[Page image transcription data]
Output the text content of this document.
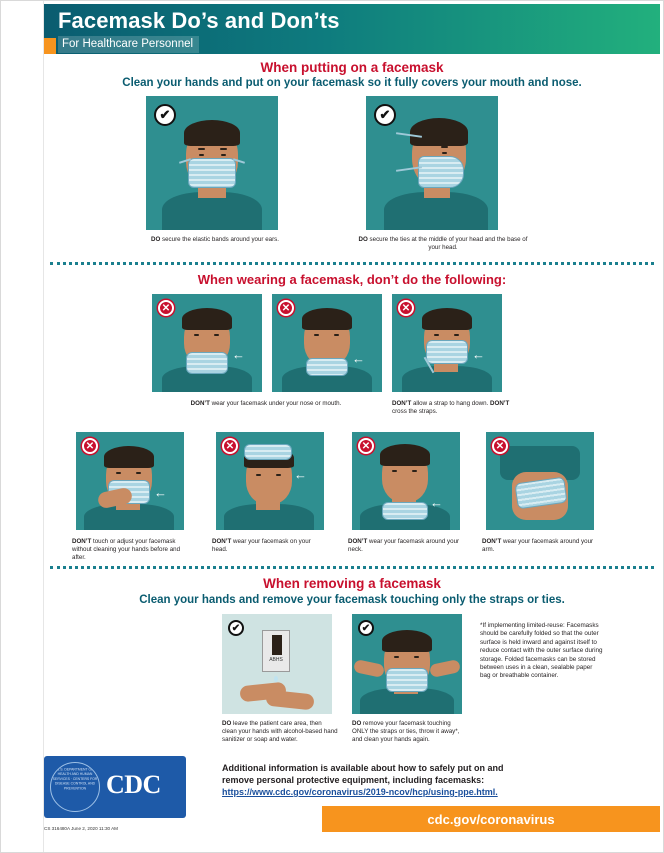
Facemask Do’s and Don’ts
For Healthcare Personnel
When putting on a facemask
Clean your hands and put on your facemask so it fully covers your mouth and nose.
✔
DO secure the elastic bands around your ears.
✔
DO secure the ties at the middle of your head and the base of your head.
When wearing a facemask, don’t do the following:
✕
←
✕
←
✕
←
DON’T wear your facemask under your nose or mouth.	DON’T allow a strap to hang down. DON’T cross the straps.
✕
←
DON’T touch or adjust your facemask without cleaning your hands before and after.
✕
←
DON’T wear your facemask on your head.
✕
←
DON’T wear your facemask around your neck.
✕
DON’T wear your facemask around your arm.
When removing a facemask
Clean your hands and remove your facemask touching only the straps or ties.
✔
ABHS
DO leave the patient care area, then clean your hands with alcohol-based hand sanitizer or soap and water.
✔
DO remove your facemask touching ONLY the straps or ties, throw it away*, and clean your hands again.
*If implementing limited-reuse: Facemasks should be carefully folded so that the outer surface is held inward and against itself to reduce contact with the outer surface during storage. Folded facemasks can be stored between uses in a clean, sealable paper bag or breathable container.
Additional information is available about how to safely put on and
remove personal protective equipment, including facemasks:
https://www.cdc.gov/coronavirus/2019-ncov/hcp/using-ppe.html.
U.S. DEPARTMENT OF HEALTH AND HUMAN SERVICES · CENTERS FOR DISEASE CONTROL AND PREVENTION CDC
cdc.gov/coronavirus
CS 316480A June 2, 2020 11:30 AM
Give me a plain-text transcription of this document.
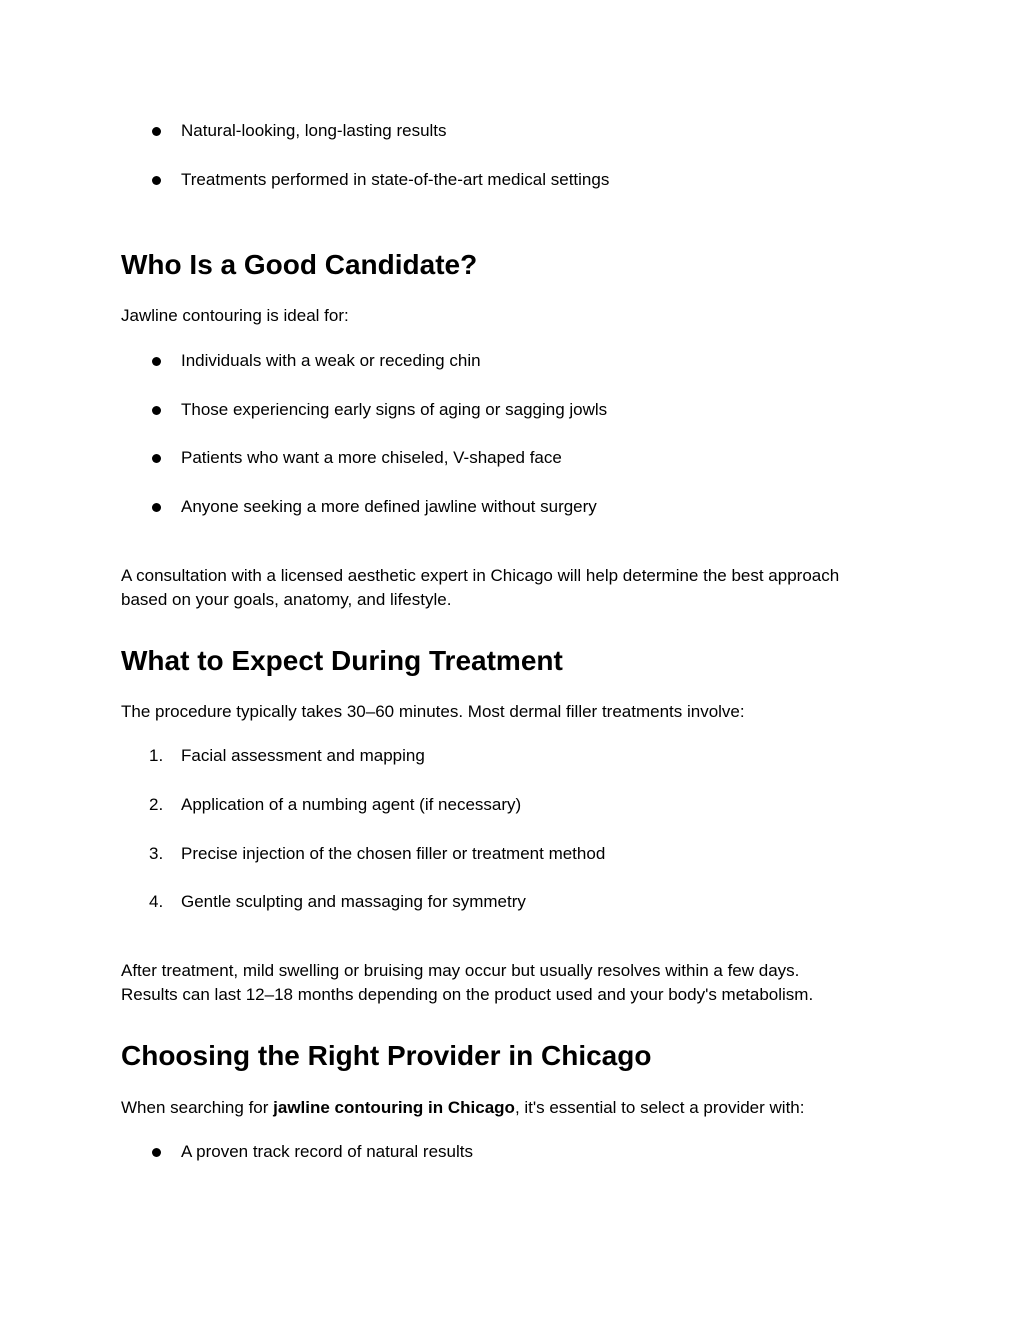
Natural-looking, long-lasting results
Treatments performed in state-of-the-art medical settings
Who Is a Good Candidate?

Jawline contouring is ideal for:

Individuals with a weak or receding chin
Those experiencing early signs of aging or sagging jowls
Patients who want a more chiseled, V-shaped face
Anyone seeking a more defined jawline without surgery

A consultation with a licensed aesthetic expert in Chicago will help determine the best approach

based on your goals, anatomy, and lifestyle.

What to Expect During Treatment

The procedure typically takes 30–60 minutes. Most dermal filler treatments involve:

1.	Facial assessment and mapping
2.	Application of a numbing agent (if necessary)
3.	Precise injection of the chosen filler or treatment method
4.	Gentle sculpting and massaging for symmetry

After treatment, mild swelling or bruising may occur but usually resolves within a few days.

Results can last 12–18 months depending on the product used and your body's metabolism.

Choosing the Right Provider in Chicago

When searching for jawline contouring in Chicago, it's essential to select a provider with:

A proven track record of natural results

EXERCISE REQUIREMENTS: Only a number is expected here: how many lines of the records above contain "around".

RESULT: 3